TASK TO COMPLETE: Transcribe every entry word for word, but skip the images.

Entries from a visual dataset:
## START

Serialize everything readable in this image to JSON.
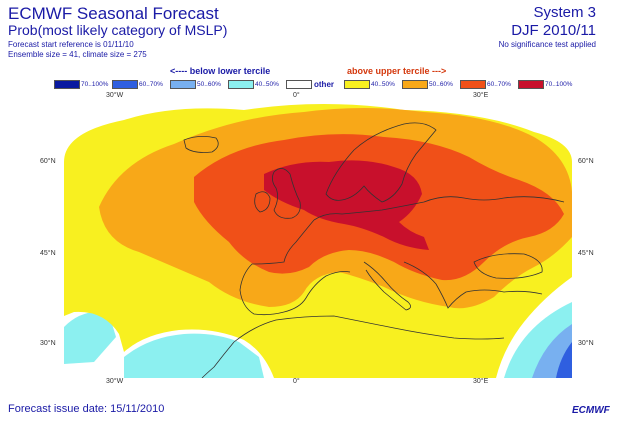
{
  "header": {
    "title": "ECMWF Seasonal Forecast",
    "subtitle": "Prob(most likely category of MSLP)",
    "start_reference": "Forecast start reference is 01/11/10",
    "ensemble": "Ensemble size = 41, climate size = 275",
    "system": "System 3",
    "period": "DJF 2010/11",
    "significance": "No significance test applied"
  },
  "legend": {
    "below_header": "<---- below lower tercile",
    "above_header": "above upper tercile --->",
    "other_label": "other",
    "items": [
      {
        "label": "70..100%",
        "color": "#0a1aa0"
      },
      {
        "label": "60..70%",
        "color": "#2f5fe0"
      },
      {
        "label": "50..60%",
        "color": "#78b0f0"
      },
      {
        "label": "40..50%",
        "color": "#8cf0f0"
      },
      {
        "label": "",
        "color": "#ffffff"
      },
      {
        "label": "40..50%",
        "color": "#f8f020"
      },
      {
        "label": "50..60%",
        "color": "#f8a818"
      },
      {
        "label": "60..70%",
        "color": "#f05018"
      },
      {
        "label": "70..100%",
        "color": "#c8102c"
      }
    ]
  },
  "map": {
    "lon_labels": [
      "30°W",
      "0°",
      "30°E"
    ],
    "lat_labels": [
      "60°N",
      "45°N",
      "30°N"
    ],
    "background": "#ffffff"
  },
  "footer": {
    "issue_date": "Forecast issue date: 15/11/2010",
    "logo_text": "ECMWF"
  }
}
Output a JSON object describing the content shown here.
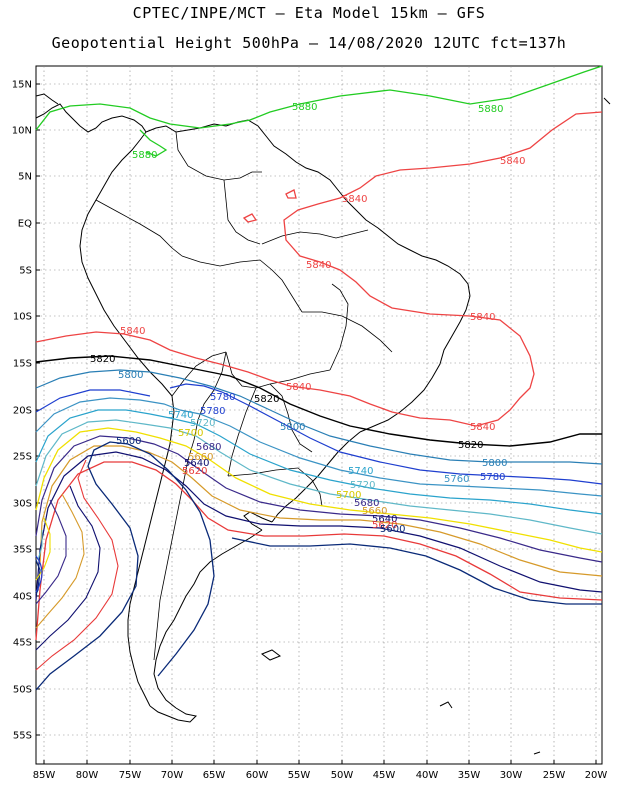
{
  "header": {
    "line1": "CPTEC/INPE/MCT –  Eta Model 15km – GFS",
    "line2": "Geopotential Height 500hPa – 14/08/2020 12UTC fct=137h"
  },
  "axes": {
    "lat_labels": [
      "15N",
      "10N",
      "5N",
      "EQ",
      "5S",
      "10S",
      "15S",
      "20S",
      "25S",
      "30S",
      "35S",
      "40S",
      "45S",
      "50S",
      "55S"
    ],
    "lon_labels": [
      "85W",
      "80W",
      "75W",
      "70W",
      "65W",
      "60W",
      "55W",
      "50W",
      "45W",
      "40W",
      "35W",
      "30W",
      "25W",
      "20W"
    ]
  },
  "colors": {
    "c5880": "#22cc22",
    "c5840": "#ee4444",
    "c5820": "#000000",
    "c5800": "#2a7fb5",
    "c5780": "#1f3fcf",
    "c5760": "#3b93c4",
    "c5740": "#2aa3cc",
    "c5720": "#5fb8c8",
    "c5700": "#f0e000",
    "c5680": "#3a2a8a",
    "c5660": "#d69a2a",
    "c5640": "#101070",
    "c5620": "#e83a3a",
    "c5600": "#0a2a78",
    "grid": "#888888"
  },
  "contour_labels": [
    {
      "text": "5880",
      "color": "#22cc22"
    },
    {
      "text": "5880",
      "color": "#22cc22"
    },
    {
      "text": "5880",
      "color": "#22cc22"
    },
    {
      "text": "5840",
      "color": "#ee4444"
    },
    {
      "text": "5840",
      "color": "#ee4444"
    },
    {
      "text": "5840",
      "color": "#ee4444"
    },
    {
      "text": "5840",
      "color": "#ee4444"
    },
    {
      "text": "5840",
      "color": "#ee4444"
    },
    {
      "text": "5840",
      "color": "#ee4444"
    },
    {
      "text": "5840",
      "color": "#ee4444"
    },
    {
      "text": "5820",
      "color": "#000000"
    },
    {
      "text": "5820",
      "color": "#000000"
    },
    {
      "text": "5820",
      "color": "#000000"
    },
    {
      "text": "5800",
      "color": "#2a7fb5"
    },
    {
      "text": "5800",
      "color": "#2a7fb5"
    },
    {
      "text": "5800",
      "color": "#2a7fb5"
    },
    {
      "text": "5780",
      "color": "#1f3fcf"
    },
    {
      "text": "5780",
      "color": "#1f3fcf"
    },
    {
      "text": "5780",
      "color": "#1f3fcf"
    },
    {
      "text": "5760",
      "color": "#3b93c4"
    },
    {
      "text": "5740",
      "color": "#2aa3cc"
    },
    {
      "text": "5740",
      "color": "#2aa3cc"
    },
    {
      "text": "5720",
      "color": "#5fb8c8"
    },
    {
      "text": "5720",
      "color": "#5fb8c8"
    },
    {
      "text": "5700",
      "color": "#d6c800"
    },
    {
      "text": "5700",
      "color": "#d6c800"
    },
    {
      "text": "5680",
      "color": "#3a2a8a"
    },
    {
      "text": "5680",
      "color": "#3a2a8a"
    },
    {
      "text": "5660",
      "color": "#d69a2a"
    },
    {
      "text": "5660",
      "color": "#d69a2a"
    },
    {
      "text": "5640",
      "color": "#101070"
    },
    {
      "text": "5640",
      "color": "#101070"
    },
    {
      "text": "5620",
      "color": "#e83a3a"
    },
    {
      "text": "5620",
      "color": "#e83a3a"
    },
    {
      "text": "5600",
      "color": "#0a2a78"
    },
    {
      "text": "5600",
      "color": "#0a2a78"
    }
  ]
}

## END

REPLY TO THE TASK:
Serialize everything readable in this image to JSON.
{
  "header": {
    "title": "ECMWF Seasonal Forecast",
    "subtitle": "Prob(most likely category of MSLP)",
    "start_reference": "Forecast start reference is 01/11/10",
    "ensemble": "Ensemble size = 41, climate size = 275",
    "system": "System 3",
    "period": "DJF 2010/11",
    "significance": "No significance test applied"
  },
  "legend": {
    "below_header": "<---- below lower tercile",
    "above_header": "above upper tercile --->",
    "other_label": "other",
    "items": [
      {
        "label": "70..100%",
        "color": "#0a1aa0"
      },
      {
        "label": "60..70%",
        "color": "#2f5fe0"
      },
      {
        "label": "50..60%",
        "color": "#78b0f0"
      },
      {
        "label": "40..50%",
        "color": "#8cf0f0"
      },
      {
        "label": "",
        "color": "#ffffff"
      },
      {
        "label": "40..50%",
        "color": "#f8f020"
      },
      {
        "label": "50..60%",
        "color": "#f8a818"
      },
      {
        "label": "60..70%",
        "color": "#f05018"
      },
      {
        "label": "70..100%",
        "color": "#c8102c"
      }
    ]
  },
  "map": {
    "lon_labels": [
      "30°W",
      "0°",
      "30°E"
    ],
    "lat_labels": [
      "60°N",
      "45°N",
      "30°N"
    ],
    "background": "#ffffff"
  },
  "footer": {
    "issue_date": "Forecast issue date: 15/11/2010",
    "logo_text": "ECMWF"
  }
}
Output a JSON object describing the content shown here.
{
  "header": {
    "line1": "CPTEC/INPE/MCT –  Eta Model 15km – GFS",
    "line2": "Geopotential Height 500hPa – 14/08/2020 12UTC fct=137h"
  },
  "axes": {
    "lat_labels": [
      "15N",
      "10N",
      "5N",
      "EQ",
      "5S",
      "10S",
      "15S",
      "20S",
      "25S",
      "30S",
      "35S",
      "40S",
      "45S",
      "50S",
      "55S"
    ],
    "lon_labels": [
      "85W",
      "80W",
      "75W",
      "70W",
      "65W",
      "60W",
      "55W",
      "50W",
      "45W",
      "40W",
      "35W",
      "30W",
      "25W",
      "20W"
    ]
  },
  "colors": {
    "c5880": "#22cc22",
    "c5840": "#ee4444",
    "c5820": "#000000",
    "c5800": "#2a7fb5",
    "c5780": "#1f3fcf",
    "c5760": "#3b93c4",
    "c5740": "#2aa3cc",
    "c5720": "#5fb8c8",
    "c5700": "#f0e000",
    "c5680": "#3a2a8a",
    "c5660": "#d69a2a",
    "c5640": "#101070",
    "c5620": "#e83a3a",
    "c5600": "#0a2a78",
    "grid": "#888888"
  },
  "contour_labels": [
    {
      "text": "5880",
      "color": "#22cc22"
    },
    {
      "text": "5880",
      "color": "#22cc22"
    },
    {
      "text": "5880",
      "color": "#22cc22"
    },
    {
      "text": "5840",
      "color": "#ee4444"
    },
    {
      "text": "5840",
      "color": "#ee4444"
    },
    {
      "text": "5840",
      "color": "#ee4444"
    },
    {
      "text": "5840",
      "color": "#ee4444"
    },
    {
      "text": "5840",
      "color": "#ee4444"
    },
    {
      "text": "5840",
      "color": "#ee4444"
    },
    {
      "text": "5840",
      "color": "#ee4444"
    },
    {
      "text": "5820",
      "color": "#000000"
    },
    {
      "text": "5820",
      "color": "#000000"
    },
    {
      "text": "5820",
      "color": "#000000"
    },
    {
      "text": "5800",
      "color": "#2a7fb5"
    },
    {
      "text": "5800",
      "color": "#2a7fb5"
    },
    {
      "text": "5800",
      "color": "#2a7fb5"
    },
    {
      "text": "5780",
      "color": "#1f3fcf"
    },
    {
      "text": "5780",
      "color": "#1f3fcf"
    },
    {
      "text": "5780",
      "color": "#1f3fcf"
    },
    {
      "text": "5760",
      "color": "#3b93c4"
    },
    {
      "text": "5740",
      "color": "#2aa3cc"
    },
    {
      "text": "5740",
      "color": "#2aa3cc"
    },
    {
      "text": "5720",
      "color": "#5fb8c8"
    },
    {
      "text": "5720",
      "color": "#5fb8c8"
    },
    {
      "text": "5700",
      "color": "#d6c800"
    },
    {
      "text": "5700",
      "color": "#d6c800"
    },
    {
      "text": "5680",
      "color": "#3a2a8a"
    },
    {
      "text": "5680",
      "color": "#3a2a8a"
    },
    {
      "text": "5660",
      "color": "#d69a2a"
    },
    {
      "text": "5660",
      "color": "#d69a2a"
    },
    {
      "text": "5640",
      "color": "#101070"
    },
    {
      "text": "5640",
      "color": "#101070"
    },
    {
      "text": "5620",
      "color": "#e83a3a"
    },
    {
      "text": "5620",
      "color": "#e83a3a"
    },
    {
      "text": "5600",
      "color": "#0a2a78"
    },
    {
      "text": "5600",
      "color": "#0a2a78"
    }
  ]
}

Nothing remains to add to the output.